Set task –
Reproduce the material word for word; the images stay out.

* BEGIN Records provided *

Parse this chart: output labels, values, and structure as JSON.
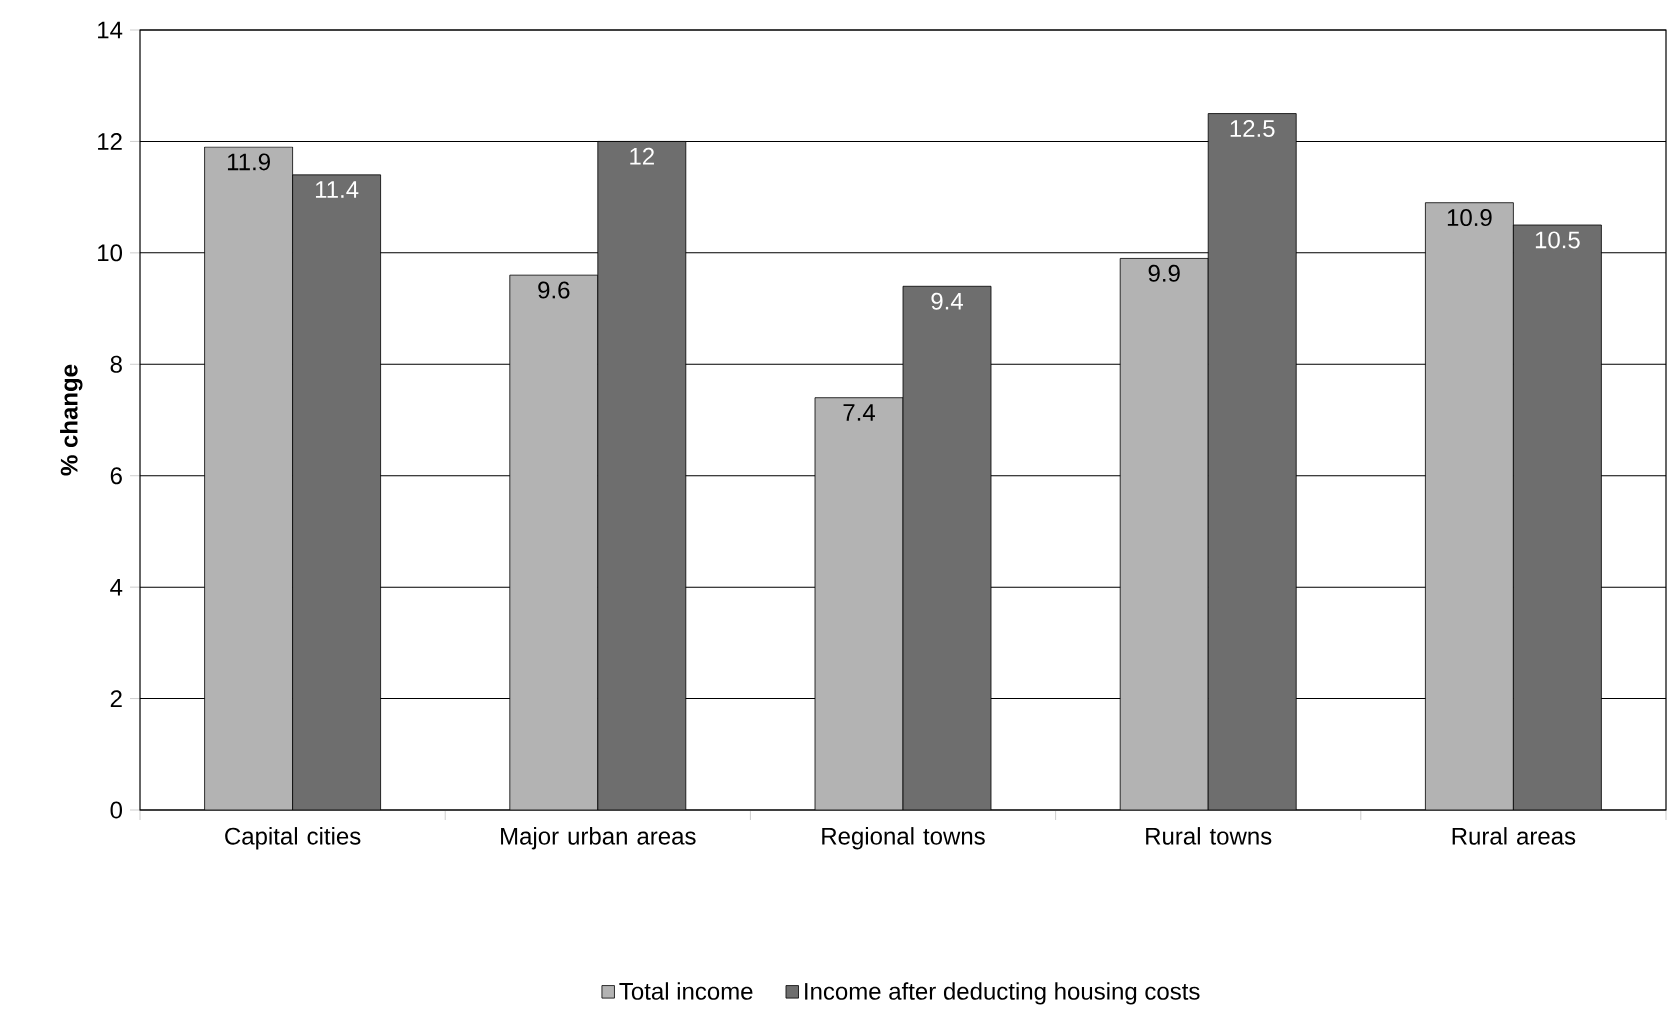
{
  "chart_data": {
    "type": "bar",
    "ylabel": "% change",
    "categories": [
      "Capital cities",
      "Major urban areas",
      "Regional towns",
      "Rural towns",
      "Rural areas"
    ],
    "series": [
      {
        "name": "Total income",
        "color": "#b3b3b3",
        "values": [
          11.9,
          9.6,
          7.4,
          9.9,
          10.9
        ],
        "value_labels": [
          "11.9",
          "9.6",
          "7.4",
          "9.9",
          "10.9"
        ]
      },
      {
        "name": "Income after deducting housing costs",
        "color": "#6e6e6e",
        "values": [
          11.4,
          12,
          9.4,
          12.5,
          10.5
        ],
        "value_labels": [
          "11.4",
          "12",
          "9.4",
          "12.5",
          "10.5"
        ]
      }
    ],
    "ylim": [
      0,
      14
    ],
    "yticks": [
      0,
      2,
      4,
      6,
      8,
      10,
      12,
      14
    ],
    "grid": "y",
    "legend": "bottom"
  }
}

* END Records provided *

Solution –
Parse this chart: output labels, values, and structure as JSON.
{
  "chart_data": {
    "type": "bar",
    "ylabel": "% change",
    "categories": [
      "Capital cities",
      "Major urban areas",
      "Regional towns",
      "Rural towns",
      "Rural areas"
    ],
    "series": [
      {
        "name": "Total income",
        "color": "#b3b3b3",
        "values": [
          11.9,
          9.6,
          7.4,
          9.9,
          10.9
        ],
        "value_labels": [
          "11.9",
          "9.6",
          "7.4",
          "9.9",
          "10.9"
        ]
      },
      {
        "name": "Income after deducting housing costs",
        "color": "#6e6e6e",
        "values": [
          11.4,
          12,
          9.4,
          12.5,
          10.5
        ],
        "value_labels": [
          "11.4",
          "12",
          "9.4",
          "12.5",
          "10.5"
        ]
      }
    ],
    "ylim": [
      0,
      14
    ],
    "yticks": [
      0,
      2,
      4,
      6,
      8,
      10,
      12,
      14
    ],
    "grid": "y",
    "legend": "bottom"
  }
}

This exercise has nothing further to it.